Texte fourni:
______________________________
L’exil de Saddam Hussein, une alternative à la guerre

Les secrétaires d’Etat et à la défense du président George W. Bush ont fait valoir dimanche qu’un exil du président irakien, Saddam Hussein, permettrait d’éviter une guerre contre l’Irak. Le chef du Pentagone est allé jusqu’à exclure des poursuites judiciaires à l’encontre de l’homme fort de Bagdad dans l’hypothèse d’un départ. « S’il partait, lui et sa famille, nous aurions un nouveau régime », a souligné sur la chaîne de télévision CBS Colin Powell.

S’il y a des discussions en cours avec des pays arabes, comme le rapportent plusieurs médias dans le monde, « j’encouragerais Saddam Hussein à écouter attentivement », a ajouté le secrétaire d’Etat.

« La communauté internationale ferait face à une situation entièrement nouvelle et nous pourrions peut-être éviter la guerre », a-t-il dit.
______________________________
Consignes:
**a.** Traduisez en anglais la phrase suivante du texte sur l’exil de Saddam Hussein : « « La communauté internationale ferait face à une situation entièrement nouvelle et nous pourrions peut-être éviter la guerre », a-t-il dit. »
**b.** Prolongez le texte sur l’exil de Saddam Hussein à partir de sa dernière phrase.

Lignes fournies:
______________________________
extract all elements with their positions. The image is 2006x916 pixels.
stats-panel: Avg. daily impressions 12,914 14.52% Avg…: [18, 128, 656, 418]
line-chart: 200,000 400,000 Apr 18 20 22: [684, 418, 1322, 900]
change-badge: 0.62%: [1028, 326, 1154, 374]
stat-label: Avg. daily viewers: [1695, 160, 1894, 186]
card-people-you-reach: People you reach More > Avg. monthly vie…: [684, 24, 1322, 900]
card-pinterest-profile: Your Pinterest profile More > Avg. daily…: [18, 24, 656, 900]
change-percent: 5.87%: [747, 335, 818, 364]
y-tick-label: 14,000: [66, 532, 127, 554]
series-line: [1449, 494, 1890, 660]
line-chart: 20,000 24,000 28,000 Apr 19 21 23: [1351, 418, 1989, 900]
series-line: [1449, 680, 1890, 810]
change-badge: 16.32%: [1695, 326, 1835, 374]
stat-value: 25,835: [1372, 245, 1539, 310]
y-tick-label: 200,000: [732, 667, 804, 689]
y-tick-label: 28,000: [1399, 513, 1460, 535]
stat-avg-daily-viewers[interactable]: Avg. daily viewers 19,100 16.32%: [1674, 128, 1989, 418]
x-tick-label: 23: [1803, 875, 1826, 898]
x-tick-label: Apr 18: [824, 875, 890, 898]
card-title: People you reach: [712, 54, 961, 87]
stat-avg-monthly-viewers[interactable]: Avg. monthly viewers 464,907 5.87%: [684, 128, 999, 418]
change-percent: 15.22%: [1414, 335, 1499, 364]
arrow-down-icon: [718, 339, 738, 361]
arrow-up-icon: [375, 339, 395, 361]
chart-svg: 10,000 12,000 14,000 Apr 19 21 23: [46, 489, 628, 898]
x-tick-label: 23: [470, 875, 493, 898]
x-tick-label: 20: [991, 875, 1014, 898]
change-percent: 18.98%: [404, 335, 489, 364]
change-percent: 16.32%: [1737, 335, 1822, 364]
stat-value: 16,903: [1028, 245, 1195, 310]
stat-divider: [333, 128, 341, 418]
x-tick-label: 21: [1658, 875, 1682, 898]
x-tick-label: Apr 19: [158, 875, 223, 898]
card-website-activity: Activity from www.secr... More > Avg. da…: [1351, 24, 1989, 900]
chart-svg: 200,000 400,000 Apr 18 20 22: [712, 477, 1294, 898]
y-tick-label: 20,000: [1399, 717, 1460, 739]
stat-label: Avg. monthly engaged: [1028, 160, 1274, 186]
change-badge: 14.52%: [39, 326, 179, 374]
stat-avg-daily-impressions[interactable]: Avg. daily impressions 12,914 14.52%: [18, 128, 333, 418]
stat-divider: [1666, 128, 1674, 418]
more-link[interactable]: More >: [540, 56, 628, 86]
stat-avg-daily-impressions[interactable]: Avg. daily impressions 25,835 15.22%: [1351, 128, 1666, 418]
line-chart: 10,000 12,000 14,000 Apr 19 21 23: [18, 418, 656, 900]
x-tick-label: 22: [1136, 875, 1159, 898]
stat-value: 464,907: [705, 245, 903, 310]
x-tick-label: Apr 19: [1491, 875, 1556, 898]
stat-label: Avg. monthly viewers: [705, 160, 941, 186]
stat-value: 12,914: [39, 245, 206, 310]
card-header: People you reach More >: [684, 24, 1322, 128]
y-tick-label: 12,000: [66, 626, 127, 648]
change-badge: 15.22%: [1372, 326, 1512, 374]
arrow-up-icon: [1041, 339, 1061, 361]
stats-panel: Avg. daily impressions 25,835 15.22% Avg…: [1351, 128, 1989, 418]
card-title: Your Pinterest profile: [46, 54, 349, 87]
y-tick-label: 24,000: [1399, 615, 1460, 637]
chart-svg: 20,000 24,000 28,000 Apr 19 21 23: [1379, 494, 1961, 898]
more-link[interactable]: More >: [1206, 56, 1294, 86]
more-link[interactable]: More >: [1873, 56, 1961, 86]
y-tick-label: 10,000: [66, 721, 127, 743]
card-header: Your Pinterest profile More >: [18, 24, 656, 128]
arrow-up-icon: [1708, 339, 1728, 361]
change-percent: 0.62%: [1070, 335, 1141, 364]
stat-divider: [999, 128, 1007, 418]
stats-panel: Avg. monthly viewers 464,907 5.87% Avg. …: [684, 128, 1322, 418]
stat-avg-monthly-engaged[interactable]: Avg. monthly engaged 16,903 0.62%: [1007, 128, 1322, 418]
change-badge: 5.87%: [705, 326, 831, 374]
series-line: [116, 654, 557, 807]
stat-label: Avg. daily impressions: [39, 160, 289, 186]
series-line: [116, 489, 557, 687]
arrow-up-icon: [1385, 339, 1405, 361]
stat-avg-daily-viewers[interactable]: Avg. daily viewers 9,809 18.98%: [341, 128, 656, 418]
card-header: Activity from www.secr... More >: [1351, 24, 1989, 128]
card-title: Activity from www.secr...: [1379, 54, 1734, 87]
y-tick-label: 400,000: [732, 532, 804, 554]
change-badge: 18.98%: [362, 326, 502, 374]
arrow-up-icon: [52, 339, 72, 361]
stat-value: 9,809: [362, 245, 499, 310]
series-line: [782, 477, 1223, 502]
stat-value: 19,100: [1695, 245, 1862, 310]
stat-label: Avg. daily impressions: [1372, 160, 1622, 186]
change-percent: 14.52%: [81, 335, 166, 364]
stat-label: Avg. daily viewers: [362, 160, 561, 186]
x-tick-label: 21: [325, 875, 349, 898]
______________________________
Réponses par consigne:
**a.** "The international community would face an entirely new situation and we might perhaps be able to avoid war," he said.

**b.**
« Pour éviter une guerre, je recommanderais personnellement des mesures afin que les dirigeants (irakiens) et leurs familles bénéficient d’un exil dans un autre pays », a déclaré pour sa part le secrétaire à la défense Donald Rumsfeld sur ABC, évoquant l’abandon d’éventuelles poursuites pour crimes de guerre. « Je pense que ce serait un arrangement juste pour éviter une guerre », a-t-il ajouté. Il répondait à la question de savoir si les Etats-Unis soutenaient les initiatives de pays arabes pour convaincre le président irakien de quitter le pouvoir de manière volontaire.

Lors d’un autre entretien, sur la chaîne FoxNews, Donald Rumsfeld a vivement espéré un départ de Saddam Hussein. « L’espoir » de George W. Bush « est que Saddam Hussein pourra être désarmé par des moyens pacifiques, qu’il quittera le pays », a déclaré Donald Rumsfeld.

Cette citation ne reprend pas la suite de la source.